TEXT SEGMENT:

Elixir, a functional metaprogramming-aware language built on the Erlang VM - jacquesm
http://elixir-lang.org/

======
rubyrescue
i've started using Elixir for all my side projects. It's very satisfying to
use and as it sits on Erlang/OTP, you get all the power of Erlang, all the
libraries, etc. It still means it's not great for math; it's too slow just
like Erlang. But it has all the concurrency and stability of Erlang/OTP in a
new, sexy, non-prolog language.

Further, Jose Valim (the language creator) is incredibly talented as a
developer and has made rapid progress in iterating the language, and responds
quickly to suggestions. The mailing list is also picking up momentum, folks
are contributing ideas for how to make the language great.

Yuri (yrashk) has spearheaded the efforts around a package manager -
<http://expm.co/> which allows all Erlang Rebar packages plus Elixir packages.
Still missing is "binary" package support but that's been a gripe about Erlang
for a long time.

GOAL: Transcribe the Elixir thread word for word, starting with "Further, Jose Valim" and going on through "plus Elixir packages.". Work from the Elixir thread alone.

EXCERPTED RECORDS:
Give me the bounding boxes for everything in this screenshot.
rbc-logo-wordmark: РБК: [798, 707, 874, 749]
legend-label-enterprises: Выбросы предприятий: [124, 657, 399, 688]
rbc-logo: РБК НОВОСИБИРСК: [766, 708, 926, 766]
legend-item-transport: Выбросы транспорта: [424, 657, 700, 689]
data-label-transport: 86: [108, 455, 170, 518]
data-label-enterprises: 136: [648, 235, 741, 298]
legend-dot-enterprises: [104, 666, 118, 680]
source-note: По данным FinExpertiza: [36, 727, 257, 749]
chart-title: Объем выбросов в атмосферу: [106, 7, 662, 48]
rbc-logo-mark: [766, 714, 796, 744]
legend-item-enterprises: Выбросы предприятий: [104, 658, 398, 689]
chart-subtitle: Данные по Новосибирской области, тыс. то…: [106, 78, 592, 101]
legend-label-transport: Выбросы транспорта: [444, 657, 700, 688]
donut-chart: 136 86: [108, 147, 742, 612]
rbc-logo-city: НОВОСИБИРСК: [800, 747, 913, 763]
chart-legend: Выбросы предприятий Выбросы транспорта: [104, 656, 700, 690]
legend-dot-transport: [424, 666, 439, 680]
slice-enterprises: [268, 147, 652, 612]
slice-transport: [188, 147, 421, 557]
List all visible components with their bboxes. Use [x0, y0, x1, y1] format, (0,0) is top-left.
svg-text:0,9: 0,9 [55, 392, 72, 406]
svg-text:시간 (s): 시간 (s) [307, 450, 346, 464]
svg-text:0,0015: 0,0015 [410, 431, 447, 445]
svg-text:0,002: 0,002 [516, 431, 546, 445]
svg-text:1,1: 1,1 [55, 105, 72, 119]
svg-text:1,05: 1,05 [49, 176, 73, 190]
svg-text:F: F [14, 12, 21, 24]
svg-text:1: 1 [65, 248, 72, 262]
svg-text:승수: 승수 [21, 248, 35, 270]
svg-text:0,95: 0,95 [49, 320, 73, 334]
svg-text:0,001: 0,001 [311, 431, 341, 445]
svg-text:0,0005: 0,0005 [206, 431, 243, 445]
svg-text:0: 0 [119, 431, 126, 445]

WRITTEN SOLUTION:
Further, Jose Valim (the language creator) is incredibly talented as a
developer and has made rapid progress in iterating the language, and responds
quickly to suggestions. The mailing list is also picking up momentum, folks
are contributing ideas for how to make the language great.

Yuri (yrashk) has spearheaded the efforts around a package manager -
<http://expm.co/> which allows all Erlang Rebar packages plus Elixir packages.